Task prompt:
Copy out the data below. Keep every word as it is.

-- -- --

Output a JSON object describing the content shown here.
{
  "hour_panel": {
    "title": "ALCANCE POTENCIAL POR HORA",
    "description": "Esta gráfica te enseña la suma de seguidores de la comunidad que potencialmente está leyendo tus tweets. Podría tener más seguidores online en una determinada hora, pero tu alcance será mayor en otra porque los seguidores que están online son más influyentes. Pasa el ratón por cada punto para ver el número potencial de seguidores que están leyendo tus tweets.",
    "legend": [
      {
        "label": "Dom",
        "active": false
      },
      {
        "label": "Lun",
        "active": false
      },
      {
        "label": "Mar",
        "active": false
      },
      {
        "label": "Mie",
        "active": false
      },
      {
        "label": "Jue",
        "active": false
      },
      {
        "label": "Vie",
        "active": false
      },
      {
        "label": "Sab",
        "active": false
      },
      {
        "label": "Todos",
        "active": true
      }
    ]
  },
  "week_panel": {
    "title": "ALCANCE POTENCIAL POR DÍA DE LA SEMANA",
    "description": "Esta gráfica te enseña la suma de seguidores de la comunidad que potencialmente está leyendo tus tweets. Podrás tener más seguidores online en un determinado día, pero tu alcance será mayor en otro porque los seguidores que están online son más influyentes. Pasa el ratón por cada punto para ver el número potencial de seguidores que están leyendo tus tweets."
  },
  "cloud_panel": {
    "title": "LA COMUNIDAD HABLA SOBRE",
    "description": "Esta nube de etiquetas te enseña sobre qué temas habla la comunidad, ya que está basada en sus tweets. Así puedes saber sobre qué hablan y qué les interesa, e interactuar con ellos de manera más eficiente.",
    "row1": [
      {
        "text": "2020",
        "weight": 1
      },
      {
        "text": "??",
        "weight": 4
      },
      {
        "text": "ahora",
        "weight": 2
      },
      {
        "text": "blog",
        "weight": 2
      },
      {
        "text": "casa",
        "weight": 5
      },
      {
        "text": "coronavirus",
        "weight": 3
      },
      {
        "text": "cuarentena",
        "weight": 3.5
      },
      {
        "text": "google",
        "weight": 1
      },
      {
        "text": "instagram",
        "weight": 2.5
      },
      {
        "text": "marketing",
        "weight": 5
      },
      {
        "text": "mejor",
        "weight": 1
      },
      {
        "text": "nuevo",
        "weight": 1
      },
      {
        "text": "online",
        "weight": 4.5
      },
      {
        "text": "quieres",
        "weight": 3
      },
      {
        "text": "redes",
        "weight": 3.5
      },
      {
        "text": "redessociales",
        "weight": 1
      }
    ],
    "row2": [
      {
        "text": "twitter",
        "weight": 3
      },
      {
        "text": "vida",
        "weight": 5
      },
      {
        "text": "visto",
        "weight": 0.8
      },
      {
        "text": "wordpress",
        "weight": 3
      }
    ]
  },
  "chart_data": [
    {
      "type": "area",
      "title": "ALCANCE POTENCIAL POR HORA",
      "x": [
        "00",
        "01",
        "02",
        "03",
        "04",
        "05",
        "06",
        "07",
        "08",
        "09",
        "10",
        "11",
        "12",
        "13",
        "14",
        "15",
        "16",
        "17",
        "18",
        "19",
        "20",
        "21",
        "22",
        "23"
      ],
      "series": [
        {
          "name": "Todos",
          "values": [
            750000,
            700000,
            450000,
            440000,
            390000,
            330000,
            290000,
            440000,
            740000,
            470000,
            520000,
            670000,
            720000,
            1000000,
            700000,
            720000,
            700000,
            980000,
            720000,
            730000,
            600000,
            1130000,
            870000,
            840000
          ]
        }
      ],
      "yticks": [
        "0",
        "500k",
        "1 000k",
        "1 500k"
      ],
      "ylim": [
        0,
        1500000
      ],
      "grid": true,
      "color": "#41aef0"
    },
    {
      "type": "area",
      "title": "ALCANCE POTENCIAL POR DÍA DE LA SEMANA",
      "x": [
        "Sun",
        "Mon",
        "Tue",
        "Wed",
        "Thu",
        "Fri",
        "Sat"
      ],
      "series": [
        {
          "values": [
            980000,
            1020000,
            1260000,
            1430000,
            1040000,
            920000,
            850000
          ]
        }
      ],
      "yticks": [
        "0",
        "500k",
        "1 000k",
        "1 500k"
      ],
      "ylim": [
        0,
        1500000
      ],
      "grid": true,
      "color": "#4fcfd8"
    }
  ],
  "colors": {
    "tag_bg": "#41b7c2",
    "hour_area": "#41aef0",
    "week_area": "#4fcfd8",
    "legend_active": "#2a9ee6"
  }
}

-- -- --

Answer below:
Output a JSON object describing the content shown here.
{
  "hour_panel": {
    "title": "ALCANCE POTENCIAL POR HORA",
    "description": "Esta gráfica te enseña la suma de seguidores de la comunidad que potencialmente está leyendo tus tweets. Podría tener más seguidores online en una determinada hora, pero tu alcance será mayor en otra porque los seguidores que están online son más influyentes. Pasa el ratón por cada punto para ver el número potencial de seguidores que están leyendo tus tweets.",
    "legend": [
      {
        "label": "Dom",
        "active": false
      },
      {
        "label": "Lun",
        "active": false
      },
      {
        "label": "Mar",
        "active": false
      },
      {
        "label": "Mie",
        "active": false
      },
      {
        "label": "Jue",
        "active": false
      },
      {
        "label": "Vie",
        "active": false
      },
      {
        "label": "Sab",
        "active": false
      },
      {
        "label": "Todos",
        "active": true
      }
    ]
  },
  "week_panel": {
    "title": "ALCANCE POTENCIAL POR DÍA DE LA SEMANA",
    "description": "Esta gráfica te enseña la suma de seguidores de la comunidad que potencialmente está leyendo tus tweets. Podrás tener más seguidores online en un determinado día, pero tu alcance será mayor en otro porque los seguidores que están online son más influyentes. Pasa el ratón por cada punto para ver el número potencial de seguidores que están leyendo tus tweets."
  },
  "cloud_panel": {
    "title": "LA COMUNIDAD HABLA SOBRE",
    "description": "Esta nube de etiquetas te enseña sobre qué temas habla la comunidad, ya que está basada en sus tweets. Así puedes saber sobre qué hablan y qué les interesa, e interactuar con ellos de manera más eficiente.",
    "row1": [
      {
        "text": "2020",
        "weight": 1
      },
      {
        "text": "??",
        "weight": 4
      },
      {
        "text": "ahora",
        "weight": 2
      },
      {
        "text": "blog",
        "weight": 2
      },
      {
        "text": "casa",
        "weight": 5
      },
      {
        "text": "coronavirus",
        "weight": 3
      },
      {
        "text": "cuarentena",
        "weight": 3.5
      },
      {
        "text": "google",
        "weight": 1
      },
      {
        "text": "instagram",
        "weight": 2.5
      },
      {
        "text": "marketing",
        "weight": 5
      },
      {
        "text": "mejor",
        "weight": 1
      },
      {
        "text": "nuevo",
        "weight": 1
      },
      {
        "text": "online",
        "weight": 4.5
      },
      {
        "text": "quieres",
        "weight": 3
      },
      {
        "text": "redes",
        "weight": 3.5
      },
      {
        "text": "redessociales",
        "weight": 1
      }
    ],
    "row2": [
      {
        "text": "twitter",
        "weight": 3
      },
      {
        "text": "vida",
        "weight": 5
      },
      {
        "text": "visto",
        "weight": 0.8
      },
      {
        "text": "wordpress",
        "weight": 3
      }
    ]
  },
  "chart_data": [
    {
      "type": "area",
      "title": "ALCANCE POTENCIAL POR HORA",
      "x": [
        "00",
        "01",
        "02",
        "03",
        "04",
        "05",
        "06",
        "07",
        "08",
        "09",
        "10",
        "11",
        "12",
        "13",
        "14",
        "15",
        "16",
        "17",
        "18",
        "19",
        "20",
        "21",
        "22",
        "23"
      ],
      "series": [
        {
          "name": "Todos",
          "values": [
            750000,
            700000,
            450000,
            440000,
            390000,
            330000,
            290000,
            440000,
            740000,
            470000,
            520000,
            670000,
            720000,
            1000000,
            700000,
            720000,
            700000,
            980000,
            720000,
            730000,
            600000,
            1130000,
            870000,
            840000
          ]
        }
      ],
      "yticks": [
        "0",
        "500k",
        "1 000k",
        "1 500k"
      ],
      "ylim": [
        0,
        1500000
      ],
      "grid": true,
      "color": "#41aef0"
    },
    {
      "type": "area",
      "title": "ALCANCE POTENCIAL POR DÍA DE LA SEMANA",
      "x": [
        "Sun",
        "Mon",
        "Tue",
        "Wed",
        "Thu",
        "Fri",
        "Sat"
      ],
      "series": [
        {
          "values": [
            980000,
            1020000,
            1260000,
            1430000,
            1040000,
            920000,
            850000
          ]
        }
      ],
      "yticks": [
        "0",
        "500k",
        "1 000k",
        "1 500k"
      ],
      "ylim": [
        0,
        1500000
      ],
      "grid": true,
      "color": "#4fcfd8"
    }
  ],
  "colors": {
    "tag_bg": "#41b7c2",
    "hour_area": "#41aef0",
    "week_area": "#4fcfd8",
    "legend_active": "#2a9ee6"
  }
}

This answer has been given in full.